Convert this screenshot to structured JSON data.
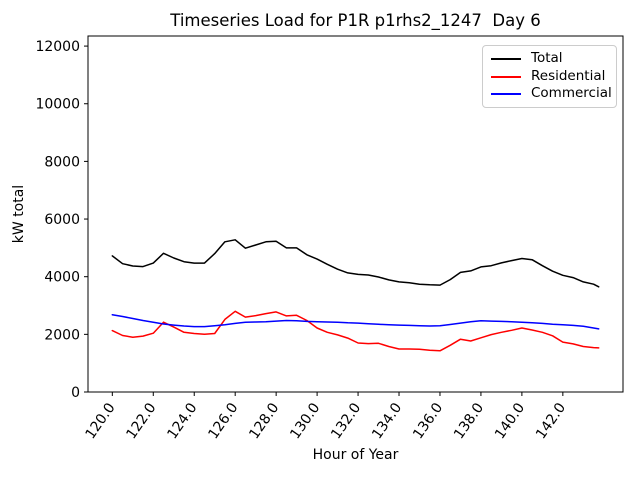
{
  "chart_data": {
    "type": "line",
    "title": "Timeseries Load for P1R p1rhs2_1247  Day 6",
    "xlabel": "Hour of Year",
    "ylabel": "kW total",
    "xlim": [
      118.8125,
      144.9375
    ],
    "ylim": [
      0,
      12350
    ],
    "grid": false,
    "legend_position": "upper right",
    "xticks": [
      120,
      122,
      124,
      126,
      128,
      130,
      132,
      134,
      136,
      138,
      140,
      142
    ],
    "xtick_labels": [
      "120.0",
      "122.0",
      "124.0",
      "126.0",
      "128.0",
      "130.0",
      "132.0",
      "134.0",
      "136.0",
      "138.0",
      "140.0",
      "142.0"
    ],
    "yticks": [
      0,
      2000,
      4000,
      6000,
      8000,
      10000,
      12000
    ],
    "ytick_labels": [
      "0",
      "2000",
      "4000",
      "6000",
      "8000",
      "10000",
      "12000"
    ],
    "x": [
      120.0,
      120.5,
      121.0,
      121.5,
      122.0,
      122.5,
      123.0,
      123.5,
      124.0,
      124.5,
      125.0,
      125.5,
      126.0,
      126.5,
      127.0,
      127.5,
      128.0,
      128.5,
      129.0,
      129.5,
      130.0,
      130.5,
      131.0,
      131.5,
      132.0,
      132.5,
      133.0,
      133.5,
      134.0,
      134.5,
      135.0,
      135.5,
      136.0,
      136.5,
      137.0,
      137.5,
      138.0,
      138.5,
      139.0,
      139.5,
      140.0,
      140.5,
      141.0,
      141.5,
      142.0,
      142.5,
      143.0,
      143.5,
      143.75
    ],
    "series": [
      {
        "name": "Total",
        "color": "#000000",
        "values": [
          4720,
          4450,
          4370,
          4350,
          4470,
          4810,
          4650,
          4520,
          4470,
          4470,
          4800,
          5210,
          5280,
          4990,
          5100,
          5210,
          5230,
          5000,
          5000,
          4760,
          4610,
          4430,
          4260,
          4130,
          4080,
          4060,
          3990,
          3890,
          3820,
          3790,
          3740,
          3720,
          3710,
          3900,
          4150,
          4200,
          4340,
          4380,
          4480,
          4560,
          4630,
          4590,
          4380,
          4190,
          4050,
          3970,
          3820,
          3740,
          3650
        ]
      },
      {
        "name": "Residential",
        "color": "#ff0000",
        "values": [
          2130,
          1960,
          1900,
          1940,
          2040,
          2420,
          2250,
          2070,
          2030,
          2000,
          2030,
          2520,
          2800,
          2600,
          2650,
          2720,
          2780,
          2640,
          2660,
          2480,
          2220,
          2070,
          1980,
          1870,
          1700,
          1680,
          1690,
          1580,
          1490,
          1490,
          1480,
          1450,
          1430,
          1620,
          1830,
          1770,
          1880,
          1990,
          2070,
          2140,
          2220,
          2150,
          2070,
          1950,
          1730,
          1670,
          1580,
          1540,
          1530
        ]
      },
      {
        "name": "Commercial",
        "color": "#0000ff",
        "values": [
          2680,
          2620,
          2550,
          2480,
          2420,
          2360,
          2320,
          2290,
          2270,
          2270,
          2300,
          2330,
          2380,
          2420,
          2430,
          2440,
          2460,
          2480,
          2470,
          2450,
          2440,
          2430,
          2420,
          2400,
          2390,
          2370,
          2350,
          2330,
          2320,
          2310,
          2300,
          2290,
          2300,
          2340,
          2390,
          2440,
          2470,
          2460,
          2450,
          2440,
          2420,
          2400,
          2380,
          2350,
          2330,
          2310,
          2280,
          2220,
          2190
        ]
      }
    ]
  }
}
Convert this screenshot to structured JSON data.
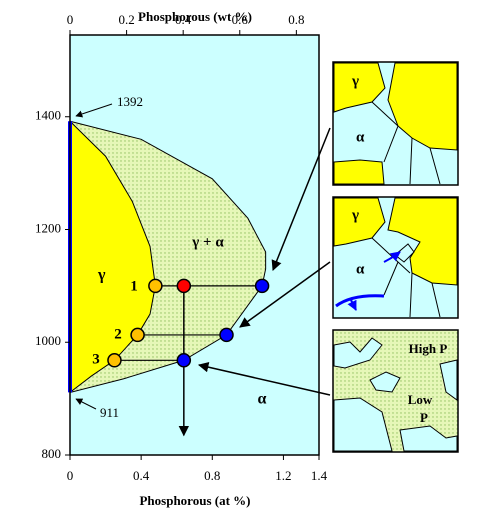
{
  "chart_data": {
    "type": "phase",
    "x_label": "Phosphorous (at %)",
    "x2_label": "Phosphorous (wt %)",
    "xlim": [
      0,
      1.4
    ],
    "xticks": [
      0,
      0.4,
      0.8,
      1.2,
      1.4
    ],
    "x2lim": [
      0,
      0.88
    ],
    "x2ticks": [
      0,
      0.2,
      0.4,
      0.6,
      0.8
    ],
    "ylim": [
      800,
      1545
    ],
    "yticks": [
      800,
      1000,
      1200,
      1400
    ],
    "background": "#ccffff",
    "series": [
      {
        "kind": "hatched",
        "color": "#e6f7b8",
        "x": [
          0,
          0.4,
          0.8,
          1.0,
          1.1,
          1.1,
          1.08,
          0.88,
          0.64,
          0.3,
          0
        ],
        "values": [
          1392,
          1360,
          1290,
          1220,
          1160,
          1130,
          1100,
          1013,
          968,
          935,
          911
        ]
      },
      {
        "kind": "area",
        "color": "#ffff00",
        "x": [
          0,
          0.2,
          0.35,
          0.45,
          0.48,
          0.45,
          0.38,
          0.25,
          0.12,
          0
        ],
        "values": [
          1392,
          1330,
          1250,
          1170,
          1100,
          1050,
          1013,
          968,
          940,
          911
        ]
      },
      {
        "kind": "edge",
        "color": "#0000ff",
        "x": [
          0,
          0
        ],
        "values": [
          911,
          1392
        ]
      },
      {
        "kind": "line",
        "color": "#000000",
        "x": [
          0.48,
          1.08
        ],
        "values": [
          1100,
          1100
        ]
      },
      {
        "kind": "line",
        "color": "#000000",
        "x": [
          0.38,
          0.88
        ],
        "values": [
          1013,
          1013
        ]
      },
      {
        "kind": "line",
        "color": "#000000",
        "x": [
          0.25,
          0.64
        ],
        "values": [
          968,
          968
        ]
      },
      {
        "kind": "arrow",
        "color": "#000000",
        "x": [
          0.64,
          0.64
        ],
        "values": [
          1100,
          835
        ]
      },
      {
        "kind": "points",
        "color": "#ffc000",
        "x": [
          0.48,
          0.38,
          0.25
        ],
        "values": [
          1100,
          1013,
          968
        ]
      },
      {
        "kind": "points",
        "color": "#ff0000",
        "x": [
          0.64
        ],
        "values": [
          1100
        ]
      },
      {
        "kind": "points",
        "color": "#0000ff",
        "x": [
          1.08,
          0.88,
          0.64
        ],
        "values": [
          1100,
          1013,
          968
        ]
      }
    ],
    "annotations": [
      "1392",
      "911",
      "γ",
      "γ + α",
      "α",
      "1",
      "2",
      "3"
    ],
    "panels": [
      [
        "γ",
        "α"
      ],
      [
        "γ",
        "α"
      ],
      [
        "High P",
        "Low",
        "P"
      ]
    ]
  }
}
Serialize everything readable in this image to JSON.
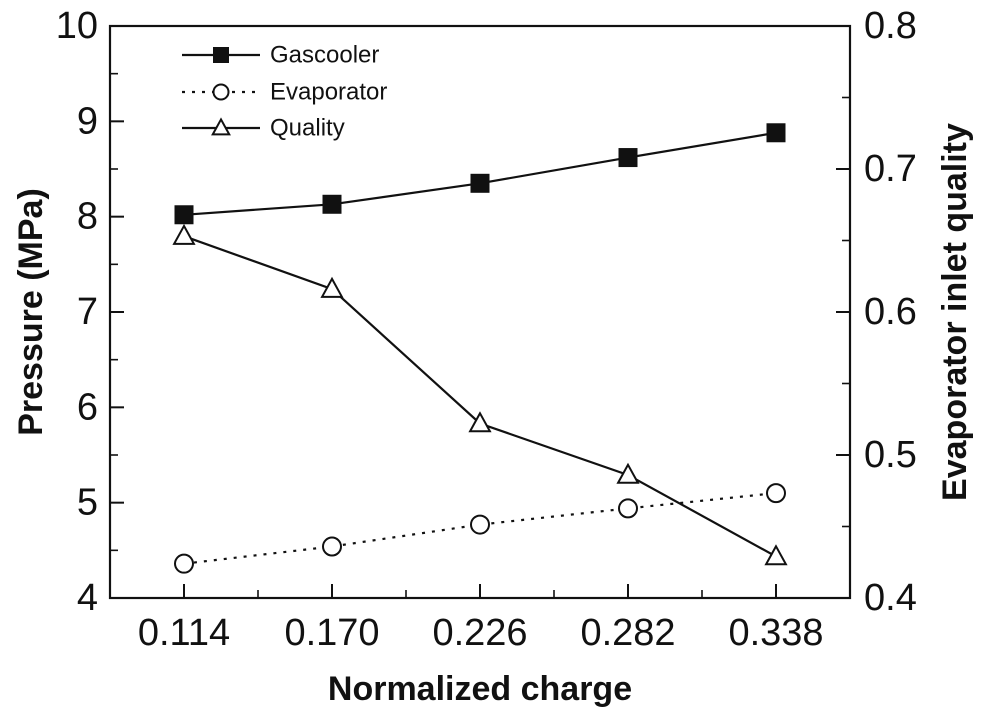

━━━━━━━━━━━━━━━━

• [Task to carry out]:
From the entries above, output every line exactly and omit any image.

• [Reply]:
Convert this screenshot to structured JSON data.
{
  "chart_data": {
    "type": "line",
    "title": "Timeseries Load for P1R p1rhs2_1247  Day 6",
    "xlabel": "Hour of Year",
    "ylabel": "kW total",
    "xlim": [
      118.8125,
      144.9375
    ],
    "ylim": [
      0,
      12350
    ],
    "grid": false,
    "legend_position": "upper right",
    "xticks": [
      120,
      122,
      124,
      126,
      128,
      130,
      132,
      134,
      136,
      138,
      140,
      142
    ],
    "xtick_labels": [
      "120.0",
      "122.0",
      "124.0",
      "126.0",
      "128.0",
      "130.0",
      "132.0",
      "134.0",
      "136.0",
      "138.0",
      "140.0",
      "142.0"
    ],
    "yticks": [
      0,
      2000,
      4000,
      6000,
      8000,
      10000,
      12000
    ],
    "ytick_labels": [
      "0",
      "2000",
      "4000",
      "6000",
      "8000",
      "10000",
      "12000"
    ],
    "x": [
      120.0,
      120.5,
      121.0,
      121.5,
      122.0,
      122.5,
      123.0,
      123.5,
      124.0,
      124.5,
      125.0,
      125.5,
      126.0,
      126.5,
      127.0,
      127.5,
      128.0,
      128.5,
      129.0,
      129.5,
      130.0,
      130.5,
      131.0,
      131.5,
      132.0,
      132.5,
      133.0,
      133.5,
      134.0,
      134.5,
      135.0,
      135.5,
      136.0,
      136.5,
      137.0,
      137.5,
      138.0,
      138.5,
      139.0,
      139.5,
      140.0,
      140.5,
      141.0,
      141.5,
      142.0,
      142.5,
      143.0,
      143.5,
      143.75
    ],
    "series": [
      {
        "name": "Total",
        "color": "#000000",
        "values": [
          4720,
          4450,
          4370,
          4350,
          4470,
          4810,
          4650,
          4520,
          4470,
          4470,
          4800,
          5210,
          5280,
          4990,
          5100,
          5210,
          5230,
          5000,
          5000,
          4760,
          4610,
          4430,
          4260,
          4130,
          4080,
          4060,
          3990,
          3890,
          3820,
          3790,
          3740,
          3720,
          3710,
          3900,
          4150,
          4200,
          4340,
          4380,
          4480,
          4560,
          4630,
          4590,
          4380,
          4190,
          4050,
          3970,
          3820,
          3740,
          3650
        ]
      },
      {
        "name": "Residential",
        "color": "#ff0000",
        "values": [
          2130,
          1960,
          1900,
          1940,
          2040,
          2420,
          2250,
          2070,
          2030,
          2000,
          2030,
          2520,
          2800,
          2600,
          2650,
          2720,
          2780,
          2640,
          2660,
          2480,
          2220,
          2070,
          1980,
          1870,
          1700,
          1680,
          1690,
          1580,
          1490,
          1490,
          1480,
          1450,
          1430,
          1620,
          1830,
          1770,
          1880,
          1990,
          2070,
          2140,
          2220,
          2150,
          2070,
          1950,
          1730,
          1670,
          1580,
          1540,
          1530
        ]
      },
      {
        "name": "Commercial",
        "color": "#0000ff",
        "values": [
          2680,
          2620,
          2550,
          2480,
          2420,
          2360,
          2320,
          2290,
          2270,
          2270,
          2300,
          2330,
          2380,
          2420,
          2430,
          2440,
          2460,
          2480,
          2470,
          2450,
          2440,
          2430,
          2420,
          2400,
          2390,
          2370,
          2350,
          2330,
          2320,
          2310,
          2300,
          2290,
          2300,
          2340,
          2390,
          2440,
          2470,
          2460,
          2450,
          2440,
          2420,
          2400,
          2380,
          2350,
          2330,
          2310,
          2280,
          2220,
          2190
        ]
      }
    ]
  }
}
Convert this screenshot to structured JSON data.
{
  "chart_data": {
    "type": "phase",
    "x_label": "Phosphorous (at %)",
    "x2_label": "Phosphorous (wt %)",
    "xlim": [
      0,
      1.4
    ],
    "xticks": [
      0,
      0.4,
      0.8,
      1.2,
      1.4
    ],
    "x2lim": [
      0,
      0.88
    ],
    "x2ticks": [
      0,
      0.2,
      0.4,
      0.6,
      0.8
    ],
    "ylim": [
      800,
      1545
    ],
    "yticks": [
      800,
      1000,
      1200,
      1400
    ],
    "background": "#ccffff",
    "series": [
      {
        "kind": "hatched",
        "color": "#e6f7b8",
        "x": [
          0,
          0.4,
          0.8,
          1.0,
          1.1,
          1.1,
          1.08,
          0.88,
          0.64,
          0.3,
          0
        ],
        "values": [
          1392,
          1360,
          1290,
          1220,
          1160,
          1130,
          1100,
          1013,
          968,
          935,
          911
        ]
      },
      {
        "kind": "area",
        "color": "#ffff00",
        "x": [
          0,
          0.2,
          0.35,
          0.45,
          0.48,
          0.45,
          0.38,
          0.25,
          0.12,
          0
        ],
        "values": [
          1392,
          1330,
          1250,
          1170,
          1100,
          1050,
          1013,
          968,
          940,
          911
        ]
      },
      {
        "kind": "edge",
        "color": "#0000ff",
        "x": [
          0,
          0
        ],
        "values": [
          911,
          1392
        ]
      },
      {
        "kind": "line",
        "color": "#000000",
        "x": [
          0.48,
          1.08
        ],
        "values": [
          1100,
          1100
        ]
      },
      {
        "kind": "line",
        "color": "#000000",
        "x": [
          0.38,
          0.88
        ],
        "values": [
          1013,
          1013
        ]
      },
      {
        "kind": "line",
        "color": "#000000",
        "x": [
          0.25,
          0.64
        ],
        "values": [
          968,
          968
        ]
      },
      {
        "kind": "arrow",
        "color": "#000000",
        "x": [
          0.64,
          0.64
        ],
        "values": [
          1100,
          835
        ]
      },
      {
        "kind": "points",
        "color": "#ffc000",
        "x": [
          0.48,
          0.38,
          0.25
        ],
        "values": [
          1100,
          1013,
          968
        ]
      },
      {
        "kind": "points",
        "color": "#ff0000",
        "x": [
          0.64
        ],
        "values": [
          1100
        ]
      },
      {
        "kind": "points",
        "color": "#0000ff",
        "x": [
          1.08,
          0.88,
          0.64
        ],
        "values": [
          1100,
          1013,
          968
        ]
      }
    ],
    "annotations": [
      "1392",
      "911",
      "γ",
      "γ + α",
      "α",
      "1",
      "2",
      "3"
    ],
    "panels": [
      [
        "γ",
        "α"
      ],
      [
        "γ",
        "α"
      ],
      [
        "High P",
        "Low",
        "P"
      ]
    ]
  }
}
Serialize everything readable in this image to JSON.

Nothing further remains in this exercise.